STATED GOAL: Say only how many lines contain the word "belangrijke".

(Stored records)
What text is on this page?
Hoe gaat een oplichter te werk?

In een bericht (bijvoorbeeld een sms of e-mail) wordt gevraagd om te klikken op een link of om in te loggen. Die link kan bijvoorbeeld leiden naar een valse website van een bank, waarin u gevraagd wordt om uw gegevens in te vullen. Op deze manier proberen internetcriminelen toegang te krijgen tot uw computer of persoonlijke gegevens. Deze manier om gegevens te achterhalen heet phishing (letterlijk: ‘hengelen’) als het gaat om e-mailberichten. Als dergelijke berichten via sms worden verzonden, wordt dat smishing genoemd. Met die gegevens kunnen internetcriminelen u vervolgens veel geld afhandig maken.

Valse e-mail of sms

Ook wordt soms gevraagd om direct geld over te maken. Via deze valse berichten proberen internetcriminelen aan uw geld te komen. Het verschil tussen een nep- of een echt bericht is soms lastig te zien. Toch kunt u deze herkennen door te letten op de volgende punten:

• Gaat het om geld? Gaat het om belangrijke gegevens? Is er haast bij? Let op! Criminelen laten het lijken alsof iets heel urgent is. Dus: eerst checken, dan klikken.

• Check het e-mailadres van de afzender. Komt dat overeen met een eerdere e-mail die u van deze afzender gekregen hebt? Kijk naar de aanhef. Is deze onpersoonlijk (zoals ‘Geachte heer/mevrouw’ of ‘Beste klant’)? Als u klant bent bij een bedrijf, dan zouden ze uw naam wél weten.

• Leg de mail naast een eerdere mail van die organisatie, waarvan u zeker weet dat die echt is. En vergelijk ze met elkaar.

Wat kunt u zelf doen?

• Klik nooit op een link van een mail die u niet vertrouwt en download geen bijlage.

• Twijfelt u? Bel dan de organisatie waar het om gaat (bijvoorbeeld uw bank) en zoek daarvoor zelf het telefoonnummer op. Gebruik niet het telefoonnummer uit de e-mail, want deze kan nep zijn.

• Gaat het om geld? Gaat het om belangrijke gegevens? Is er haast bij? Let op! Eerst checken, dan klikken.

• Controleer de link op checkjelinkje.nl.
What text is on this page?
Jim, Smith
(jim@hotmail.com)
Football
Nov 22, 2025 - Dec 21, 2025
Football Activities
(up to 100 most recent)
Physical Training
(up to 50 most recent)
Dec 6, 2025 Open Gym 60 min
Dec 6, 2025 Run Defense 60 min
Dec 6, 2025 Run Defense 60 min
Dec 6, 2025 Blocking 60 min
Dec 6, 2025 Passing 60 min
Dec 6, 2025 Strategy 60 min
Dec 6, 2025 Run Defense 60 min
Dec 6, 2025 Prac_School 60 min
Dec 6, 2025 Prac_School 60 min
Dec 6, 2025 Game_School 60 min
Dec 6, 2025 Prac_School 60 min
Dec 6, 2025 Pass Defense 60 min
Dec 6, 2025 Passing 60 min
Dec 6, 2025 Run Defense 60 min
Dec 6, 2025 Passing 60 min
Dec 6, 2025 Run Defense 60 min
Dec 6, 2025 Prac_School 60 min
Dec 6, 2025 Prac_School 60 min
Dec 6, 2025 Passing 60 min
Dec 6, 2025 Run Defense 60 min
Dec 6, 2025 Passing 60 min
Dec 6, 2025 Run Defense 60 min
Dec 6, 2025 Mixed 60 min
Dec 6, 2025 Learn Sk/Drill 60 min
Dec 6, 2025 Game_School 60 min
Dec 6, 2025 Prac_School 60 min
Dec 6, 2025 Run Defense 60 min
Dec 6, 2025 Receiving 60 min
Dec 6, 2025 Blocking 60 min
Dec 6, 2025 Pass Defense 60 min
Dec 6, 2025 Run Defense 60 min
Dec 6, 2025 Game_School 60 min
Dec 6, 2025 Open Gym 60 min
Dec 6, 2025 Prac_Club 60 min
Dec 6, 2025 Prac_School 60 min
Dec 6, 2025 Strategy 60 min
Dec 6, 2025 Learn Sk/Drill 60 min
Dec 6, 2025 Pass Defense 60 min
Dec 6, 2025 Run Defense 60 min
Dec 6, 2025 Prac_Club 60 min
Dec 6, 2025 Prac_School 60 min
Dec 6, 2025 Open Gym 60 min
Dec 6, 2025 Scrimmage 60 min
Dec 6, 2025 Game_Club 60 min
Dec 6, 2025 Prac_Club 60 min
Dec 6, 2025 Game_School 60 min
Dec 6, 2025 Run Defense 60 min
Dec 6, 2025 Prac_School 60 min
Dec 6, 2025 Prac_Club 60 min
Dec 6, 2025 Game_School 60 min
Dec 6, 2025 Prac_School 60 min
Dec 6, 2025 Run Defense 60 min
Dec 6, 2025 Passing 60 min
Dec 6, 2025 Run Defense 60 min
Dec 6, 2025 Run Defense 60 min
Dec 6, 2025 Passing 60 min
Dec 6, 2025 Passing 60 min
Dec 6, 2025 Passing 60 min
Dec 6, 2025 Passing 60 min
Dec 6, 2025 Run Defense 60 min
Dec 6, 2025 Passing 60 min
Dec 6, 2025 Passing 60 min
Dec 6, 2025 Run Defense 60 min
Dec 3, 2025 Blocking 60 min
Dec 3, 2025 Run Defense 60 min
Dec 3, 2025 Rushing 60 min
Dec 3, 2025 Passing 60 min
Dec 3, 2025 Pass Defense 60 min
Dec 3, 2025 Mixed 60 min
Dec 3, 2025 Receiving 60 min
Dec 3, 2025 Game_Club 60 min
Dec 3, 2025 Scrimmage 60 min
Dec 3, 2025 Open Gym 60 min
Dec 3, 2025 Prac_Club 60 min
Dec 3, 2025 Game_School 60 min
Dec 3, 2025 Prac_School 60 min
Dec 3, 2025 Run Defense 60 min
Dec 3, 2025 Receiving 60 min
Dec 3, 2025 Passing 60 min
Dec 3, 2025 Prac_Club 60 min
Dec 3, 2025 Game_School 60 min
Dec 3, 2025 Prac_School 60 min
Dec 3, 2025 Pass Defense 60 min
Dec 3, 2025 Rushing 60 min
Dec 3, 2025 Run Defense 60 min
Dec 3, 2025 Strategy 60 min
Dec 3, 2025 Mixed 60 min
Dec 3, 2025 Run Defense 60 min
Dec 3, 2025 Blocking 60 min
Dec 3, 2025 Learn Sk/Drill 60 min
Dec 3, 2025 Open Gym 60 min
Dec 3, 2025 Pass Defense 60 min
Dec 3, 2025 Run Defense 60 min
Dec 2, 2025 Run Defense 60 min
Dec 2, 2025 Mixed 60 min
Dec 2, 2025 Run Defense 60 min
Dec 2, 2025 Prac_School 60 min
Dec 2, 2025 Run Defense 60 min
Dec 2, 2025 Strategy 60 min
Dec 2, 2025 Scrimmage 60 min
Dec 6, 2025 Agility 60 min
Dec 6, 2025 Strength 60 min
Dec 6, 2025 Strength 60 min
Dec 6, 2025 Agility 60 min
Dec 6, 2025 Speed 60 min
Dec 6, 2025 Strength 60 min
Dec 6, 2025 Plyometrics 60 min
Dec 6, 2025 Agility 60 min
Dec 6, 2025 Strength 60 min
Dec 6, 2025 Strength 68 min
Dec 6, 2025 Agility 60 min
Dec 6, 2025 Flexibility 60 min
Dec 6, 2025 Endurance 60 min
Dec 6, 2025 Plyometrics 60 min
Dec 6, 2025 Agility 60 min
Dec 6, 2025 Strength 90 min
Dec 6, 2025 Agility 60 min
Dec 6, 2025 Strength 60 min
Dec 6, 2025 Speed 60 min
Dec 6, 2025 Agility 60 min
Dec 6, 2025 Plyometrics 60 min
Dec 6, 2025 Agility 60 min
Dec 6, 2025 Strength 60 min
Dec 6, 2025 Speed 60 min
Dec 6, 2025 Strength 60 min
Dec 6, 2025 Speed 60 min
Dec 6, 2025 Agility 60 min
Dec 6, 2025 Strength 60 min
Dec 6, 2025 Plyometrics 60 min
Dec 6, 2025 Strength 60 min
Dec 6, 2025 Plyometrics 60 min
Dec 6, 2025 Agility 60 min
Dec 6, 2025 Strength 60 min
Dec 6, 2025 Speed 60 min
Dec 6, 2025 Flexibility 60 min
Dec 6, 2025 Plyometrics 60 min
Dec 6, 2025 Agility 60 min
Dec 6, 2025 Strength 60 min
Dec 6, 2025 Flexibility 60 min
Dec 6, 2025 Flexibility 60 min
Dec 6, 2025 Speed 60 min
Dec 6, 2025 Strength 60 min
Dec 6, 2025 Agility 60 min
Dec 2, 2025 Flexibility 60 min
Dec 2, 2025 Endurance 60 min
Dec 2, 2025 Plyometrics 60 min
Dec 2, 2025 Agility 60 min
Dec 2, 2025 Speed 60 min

RIGHT ANSWER: 2